**Request**: In the data that follows, count each line holding the string "change"; answer with the number only.

+++ Source material

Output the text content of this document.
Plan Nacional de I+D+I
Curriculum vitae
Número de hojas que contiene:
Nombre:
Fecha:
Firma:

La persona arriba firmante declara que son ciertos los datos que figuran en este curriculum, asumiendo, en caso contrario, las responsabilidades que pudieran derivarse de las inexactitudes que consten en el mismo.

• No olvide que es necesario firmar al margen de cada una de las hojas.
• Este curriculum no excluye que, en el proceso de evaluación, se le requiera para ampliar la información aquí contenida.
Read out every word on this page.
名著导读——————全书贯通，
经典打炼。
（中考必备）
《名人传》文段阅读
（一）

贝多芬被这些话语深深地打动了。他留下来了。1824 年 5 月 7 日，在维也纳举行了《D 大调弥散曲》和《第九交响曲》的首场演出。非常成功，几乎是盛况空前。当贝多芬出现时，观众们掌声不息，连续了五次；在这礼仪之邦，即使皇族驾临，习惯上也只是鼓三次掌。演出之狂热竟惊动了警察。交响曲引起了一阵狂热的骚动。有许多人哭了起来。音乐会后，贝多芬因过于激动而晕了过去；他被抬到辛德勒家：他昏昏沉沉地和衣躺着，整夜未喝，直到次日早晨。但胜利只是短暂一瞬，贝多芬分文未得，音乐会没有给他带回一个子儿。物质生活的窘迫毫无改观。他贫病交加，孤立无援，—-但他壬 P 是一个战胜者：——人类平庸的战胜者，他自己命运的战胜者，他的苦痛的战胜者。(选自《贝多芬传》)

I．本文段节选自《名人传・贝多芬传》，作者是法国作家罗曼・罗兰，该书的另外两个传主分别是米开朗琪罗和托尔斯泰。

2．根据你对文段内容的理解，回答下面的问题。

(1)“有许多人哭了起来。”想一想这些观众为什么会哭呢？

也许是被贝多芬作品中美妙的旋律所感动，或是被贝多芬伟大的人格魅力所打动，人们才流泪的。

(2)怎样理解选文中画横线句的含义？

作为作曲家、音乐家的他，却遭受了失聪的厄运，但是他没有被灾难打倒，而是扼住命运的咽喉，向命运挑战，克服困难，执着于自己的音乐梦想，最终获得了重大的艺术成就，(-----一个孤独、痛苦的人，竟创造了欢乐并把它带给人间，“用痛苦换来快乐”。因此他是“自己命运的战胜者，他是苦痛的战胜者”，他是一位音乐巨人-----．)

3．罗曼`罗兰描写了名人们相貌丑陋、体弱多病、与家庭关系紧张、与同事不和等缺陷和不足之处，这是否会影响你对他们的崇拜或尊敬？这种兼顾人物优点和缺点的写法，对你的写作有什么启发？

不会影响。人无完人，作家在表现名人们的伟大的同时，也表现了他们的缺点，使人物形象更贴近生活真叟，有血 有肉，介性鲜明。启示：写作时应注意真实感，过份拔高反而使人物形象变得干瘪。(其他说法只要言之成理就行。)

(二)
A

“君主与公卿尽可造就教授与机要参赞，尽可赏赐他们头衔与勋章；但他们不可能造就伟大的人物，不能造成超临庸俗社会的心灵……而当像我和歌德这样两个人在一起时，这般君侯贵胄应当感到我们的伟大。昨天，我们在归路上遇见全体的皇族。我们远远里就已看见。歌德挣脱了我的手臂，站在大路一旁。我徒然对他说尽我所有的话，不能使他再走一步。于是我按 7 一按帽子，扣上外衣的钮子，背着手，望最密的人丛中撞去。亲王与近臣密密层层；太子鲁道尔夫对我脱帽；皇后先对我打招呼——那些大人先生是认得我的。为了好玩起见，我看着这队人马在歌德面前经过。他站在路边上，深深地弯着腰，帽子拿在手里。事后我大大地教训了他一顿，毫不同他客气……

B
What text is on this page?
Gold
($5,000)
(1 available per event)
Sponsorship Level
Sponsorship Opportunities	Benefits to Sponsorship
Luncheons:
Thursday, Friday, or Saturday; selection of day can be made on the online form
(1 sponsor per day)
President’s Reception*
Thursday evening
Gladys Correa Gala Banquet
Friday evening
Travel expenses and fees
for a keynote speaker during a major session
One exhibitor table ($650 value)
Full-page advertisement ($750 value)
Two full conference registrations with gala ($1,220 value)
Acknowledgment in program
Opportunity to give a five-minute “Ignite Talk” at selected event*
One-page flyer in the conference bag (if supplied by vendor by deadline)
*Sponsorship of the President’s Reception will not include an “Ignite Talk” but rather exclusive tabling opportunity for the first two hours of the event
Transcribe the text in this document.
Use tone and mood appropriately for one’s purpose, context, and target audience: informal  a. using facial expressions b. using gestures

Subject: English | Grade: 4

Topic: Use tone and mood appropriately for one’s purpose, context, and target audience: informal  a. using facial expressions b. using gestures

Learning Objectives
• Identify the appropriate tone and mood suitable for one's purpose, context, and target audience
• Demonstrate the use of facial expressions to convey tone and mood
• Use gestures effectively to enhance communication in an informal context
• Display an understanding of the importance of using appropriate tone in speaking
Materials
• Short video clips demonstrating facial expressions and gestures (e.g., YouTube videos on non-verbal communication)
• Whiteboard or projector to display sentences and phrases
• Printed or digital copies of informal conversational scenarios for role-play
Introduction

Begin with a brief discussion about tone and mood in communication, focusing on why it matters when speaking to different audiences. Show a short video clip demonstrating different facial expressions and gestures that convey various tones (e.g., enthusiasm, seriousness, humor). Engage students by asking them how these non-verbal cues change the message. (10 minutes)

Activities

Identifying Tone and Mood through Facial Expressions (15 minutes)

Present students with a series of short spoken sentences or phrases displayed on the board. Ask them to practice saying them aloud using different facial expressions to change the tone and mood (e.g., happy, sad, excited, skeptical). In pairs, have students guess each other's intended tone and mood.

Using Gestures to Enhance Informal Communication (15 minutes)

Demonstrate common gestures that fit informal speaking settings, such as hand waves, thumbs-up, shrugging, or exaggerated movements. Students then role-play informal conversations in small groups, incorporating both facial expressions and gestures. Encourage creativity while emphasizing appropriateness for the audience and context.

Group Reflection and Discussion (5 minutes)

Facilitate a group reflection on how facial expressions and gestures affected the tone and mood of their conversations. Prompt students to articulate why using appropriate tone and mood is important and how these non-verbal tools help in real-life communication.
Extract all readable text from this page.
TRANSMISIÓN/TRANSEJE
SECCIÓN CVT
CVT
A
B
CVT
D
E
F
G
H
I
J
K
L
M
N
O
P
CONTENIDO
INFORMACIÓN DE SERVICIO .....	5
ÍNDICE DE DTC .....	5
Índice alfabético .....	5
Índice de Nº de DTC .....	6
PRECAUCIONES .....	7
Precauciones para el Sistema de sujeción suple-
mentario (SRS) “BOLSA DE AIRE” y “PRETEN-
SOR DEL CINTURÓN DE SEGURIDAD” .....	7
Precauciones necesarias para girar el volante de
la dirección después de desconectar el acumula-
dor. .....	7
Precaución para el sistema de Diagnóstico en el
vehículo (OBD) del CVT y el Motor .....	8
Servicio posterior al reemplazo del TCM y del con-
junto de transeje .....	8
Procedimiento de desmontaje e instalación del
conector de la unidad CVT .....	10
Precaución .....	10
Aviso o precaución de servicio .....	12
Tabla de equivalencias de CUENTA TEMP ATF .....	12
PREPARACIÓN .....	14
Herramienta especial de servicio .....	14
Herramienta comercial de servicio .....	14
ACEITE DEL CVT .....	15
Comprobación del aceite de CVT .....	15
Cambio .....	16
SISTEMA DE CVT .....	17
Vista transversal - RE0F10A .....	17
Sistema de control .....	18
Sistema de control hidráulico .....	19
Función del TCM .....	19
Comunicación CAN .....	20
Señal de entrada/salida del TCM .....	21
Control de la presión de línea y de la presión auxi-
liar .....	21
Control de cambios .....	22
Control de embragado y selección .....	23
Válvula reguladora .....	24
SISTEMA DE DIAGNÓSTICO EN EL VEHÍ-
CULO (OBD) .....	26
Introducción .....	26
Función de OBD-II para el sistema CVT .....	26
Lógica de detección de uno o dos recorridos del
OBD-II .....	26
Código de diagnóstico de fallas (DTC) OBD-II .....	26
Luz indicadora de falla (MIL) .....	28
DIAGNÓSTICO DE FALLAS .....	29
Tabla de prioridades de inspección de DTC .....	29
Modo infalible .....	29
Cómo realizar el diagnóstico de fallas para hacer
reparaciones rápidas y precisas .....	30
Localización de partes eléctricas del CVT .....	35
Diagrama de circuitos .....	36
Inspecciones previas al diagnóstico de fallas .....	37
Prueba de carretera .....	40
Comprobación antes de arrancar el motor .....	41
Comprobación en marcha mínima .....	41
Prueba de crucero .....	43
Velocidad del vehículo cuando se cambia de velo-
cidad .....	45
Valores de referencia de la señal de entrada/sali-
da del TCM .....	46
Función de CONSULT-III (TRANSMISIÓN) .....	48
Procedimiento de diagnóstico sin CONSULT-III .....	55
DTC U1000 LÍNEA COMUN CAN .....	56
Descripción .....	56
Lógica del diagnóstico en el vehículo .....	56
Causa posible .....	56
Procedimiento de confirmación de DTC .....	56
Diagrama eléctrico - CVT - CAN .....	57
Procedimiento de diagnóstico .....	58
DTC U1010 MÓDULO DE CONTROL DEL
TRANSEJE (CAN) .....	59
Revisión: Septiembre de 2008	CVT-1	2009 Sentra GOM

++++++

**Exercise answer**: 2